Exercise objective: Output all of the entries below precisely as written.

Raw data:
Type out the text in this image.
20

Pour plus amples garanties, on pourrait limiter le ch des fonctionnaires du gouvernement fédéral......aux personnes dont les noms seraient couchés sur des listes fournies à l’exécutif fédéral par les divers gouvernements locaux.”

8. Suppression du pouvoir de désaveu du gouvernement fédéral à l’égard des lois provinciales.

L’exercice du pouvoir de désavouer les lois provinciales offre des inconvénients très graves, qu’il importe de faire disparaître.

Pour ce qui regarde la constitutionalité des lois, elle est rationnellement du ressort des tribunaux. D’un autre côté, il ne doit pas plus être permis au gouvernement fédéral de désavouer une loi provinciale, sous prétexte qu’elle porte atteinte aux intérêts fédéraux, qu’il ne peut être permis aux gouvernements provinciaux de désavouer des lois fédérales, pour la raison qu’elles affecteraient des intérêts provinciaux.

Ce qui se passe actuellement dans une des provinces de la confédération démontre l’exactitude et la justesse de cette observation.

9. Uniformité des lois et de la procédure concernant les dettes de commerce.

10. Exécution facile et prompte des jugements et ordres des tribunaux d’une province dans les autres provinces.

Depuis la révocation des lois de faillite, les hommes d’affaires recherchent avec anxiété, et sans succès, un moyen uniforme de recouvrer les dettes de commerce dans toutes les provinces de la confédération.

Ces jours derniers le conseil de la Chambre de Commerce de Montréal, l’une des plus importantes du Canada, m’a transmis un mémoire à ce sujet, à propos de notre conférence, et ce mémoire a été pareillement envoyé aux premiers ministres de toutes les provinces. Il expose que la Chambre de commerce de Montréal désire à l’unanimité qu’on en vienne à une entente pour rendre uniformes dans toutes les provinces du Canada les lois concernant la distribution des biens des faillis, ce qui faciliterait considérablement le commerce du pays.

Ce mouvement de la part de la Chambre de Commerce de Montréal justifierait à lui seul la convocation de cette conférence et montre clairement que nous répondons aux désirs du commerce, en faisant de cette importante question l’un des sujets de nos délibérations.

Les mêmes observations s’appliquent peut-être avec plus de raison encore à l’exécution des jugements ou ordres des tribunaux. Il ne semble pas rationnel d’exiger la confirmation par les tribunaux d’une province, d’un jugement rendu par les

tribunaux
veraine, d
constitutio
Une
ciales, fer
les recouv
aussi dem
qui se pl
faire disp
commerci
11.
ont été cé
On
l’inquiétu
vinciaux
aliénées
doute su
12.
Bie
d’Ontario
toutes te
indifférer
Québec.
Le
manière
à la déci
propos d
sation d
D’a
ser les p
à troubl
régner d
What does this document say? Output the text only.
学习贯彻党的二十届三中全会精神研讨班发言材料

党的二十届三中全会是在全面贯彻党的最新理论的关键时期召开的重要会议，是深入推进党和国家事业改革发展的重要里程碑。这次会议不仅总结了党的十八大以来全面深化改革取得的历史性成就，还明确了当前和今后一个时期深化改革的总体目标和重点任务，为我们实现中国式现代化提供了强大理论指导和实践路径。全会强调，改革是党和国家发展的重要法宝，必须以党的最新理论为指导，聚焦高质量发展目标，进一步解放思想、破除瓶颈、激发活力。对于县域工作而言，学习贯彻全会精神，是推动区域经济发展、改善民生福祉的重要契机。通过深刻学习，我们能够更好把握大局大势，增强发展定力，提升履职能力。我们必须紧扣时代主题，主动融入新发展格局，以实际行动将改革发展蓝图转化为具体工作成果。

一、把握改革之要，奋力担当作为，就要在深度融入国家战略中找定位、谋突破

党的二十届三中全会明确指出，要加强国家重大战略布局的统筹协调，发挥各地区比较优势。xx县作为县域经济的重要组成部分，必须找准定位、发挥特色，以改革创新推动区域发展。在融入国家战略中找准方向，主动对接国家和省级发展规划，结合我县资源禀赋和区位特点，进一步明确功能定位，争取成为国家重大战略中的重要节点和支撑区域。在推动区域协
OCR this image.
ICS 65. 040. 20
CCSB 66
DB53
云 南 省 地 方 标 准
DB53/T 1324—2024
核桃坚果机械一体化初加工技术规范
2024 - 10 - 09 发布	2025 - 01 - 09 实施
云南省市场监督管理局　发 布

Worked solution:
Type out the text in this image.
20

Pour plus amples garanties, on pourrait limiter le ch des fonctionnaires du gouvernement fédéral......aux personnes dont les noms seraient couchés sur des listes fournies à l’exécutif fédéral par les divers gouvernements locaux.”

8. Suppression du pouvoir de désaveu du gouvernement fédéral à l’égard des lois provinciales.

L’exercice du pouvoir de désavouer les lois provinciales offre des inconvénients très graves, qu’il importe de faire disparaître.

Pour ce qui regarde la constitutionalité des lois, elle est rationnellement du ressort des tribunaux. D’un autre côté, il ne doit pas plus être permis au gouvernement fédéral de désavouer une loi provinciale, sous prétexte qu’elle porte atteinte aux intérêts fédéraux, qu’il ne peut être permis aux gouvernements provinciaux de désavouer des lois fédérales, pour la raison qu’elles affecteraient des intérêts provinciaux.

Ce qui se passe actuellement dans une des provinces de la confédération démontre l’exactitude et la justesse de cette observation.

9. Uniformité des lois et de la procédure concernant les dettes de commerce.

10. Exécution facile et prompte des jugements et ordres des tribunaux d’une province dans les autres provinces.

Depuis la révocation des lois de faillite, les hommes d’affaires recherchent avec anxiété, et sans succès, un moyen uniforme de recouvrer les dettes de commerce dans toutes les provinces de la confédération.

Ces jours derniers le conseil de la Chambre de Commerce de Montréal, l’une des plus importantes du Canada, m’a transmis un mémoire à ce sujet, à propos de notre conférence, et ce mémoire a été pareillement envoyé aux premiers ministres de toutes les provinces. Il expose que la Chambre de commerce de Montréal désire à l’unanimité qu’on en vienne à une entente pour rendre uniformes dans toutes les provinces du Canada les lois concernant la distribution des biens des faillis, ce qui faciliterait considérablement le commerce du pays.

Ce mouvement de la part de la Chambre de Commerce de Montréal justifierait à lui seul la convocation de cette conférence et montre clairement que nous répondons aux désirs du commerce, en faisant de cette importante question l’un des sujets de nos délibérations.

Les mêmes observations s’appliquent peut-être avec plus de raison encore à l’exécution des jugements ou ordres des tribunaux. Il ne semble pas rationnel d’exiger la confirmation par les tribunaux d’une province, d’un jugement rendu par les

tribunaux
veraine, d
constitutio
Une
ciales, fer
les recouv
aussi dem
qui se pl
faire disp
commerci
11.
ont été cé
On
l’inquiétu
vinciaux
aliénées
doute su
12.
Bie
d’Ontario
toutes te
indifférer
Québec.
Le
manière
à la déci
propos d
sation d
D’a
ser les p
à troubl
régner d
What does this document say? Output the text only.
学习贯彻党的二十届三中全会精神研讨班发言材料

党的二十届三中全会是在全面贯彻党的最新理论的关键时期召开的重要会议，是深入推进党和国家事业改革发展的重要里程碑。这次会议不仅总结了党的十八大以来全面深化改革取得的历史性成就，还明确了当前和今后一个时期深化改革的总体目标和重点任务，为我们实现中国式现代化提供了强大理论指导和实践路径。全会强调，改革是党和国家发展的重要法宝，必须以党的最新理论为指导，聚焦高质量发展目标，进一步解放思想、破除瓶颈、激发活力。对于县域工作而言，学习贯彻全会精神，是推动区域经济发展、改善民生福祉的重要契机。通过深刻学习，我们能够更好把握大局大势，增强发展定力，提升履职能力。我们必须紧扣时代主题，主动融入新发展格局，以实际行动将改革发展蓝图转化为具体工作成果。

一、把握改革之要，奋力担当作为，就要在深度融入国家战略中找定位、谋突破

党的二十届三中全会明确指出，要加强国家重大战略布局的统筹协调，发挥各地区比较优势。xx县作为县域经济的重要组成部分，必须找准定位、发挥特色，以改革创新推动区域发展。在融入国家战略中找准方向，主动对接国家和省级发展规划，结合我县资源禀赋和区位特点，进一步明确功能定位，争取成为国家重大战略中的重要节点和支撑区域。在推动区域协
OCR this image.
ICS 65. 040. 20
CCSB 66
DB53
云 南 省 地 方 标 准
DB53/T 1324—2024
核桃坚果机械一体化初加工技术规范
2024 - 10 - 09 发布	2025 - 01 - 09 实施
云南省市场监督管理局　发 布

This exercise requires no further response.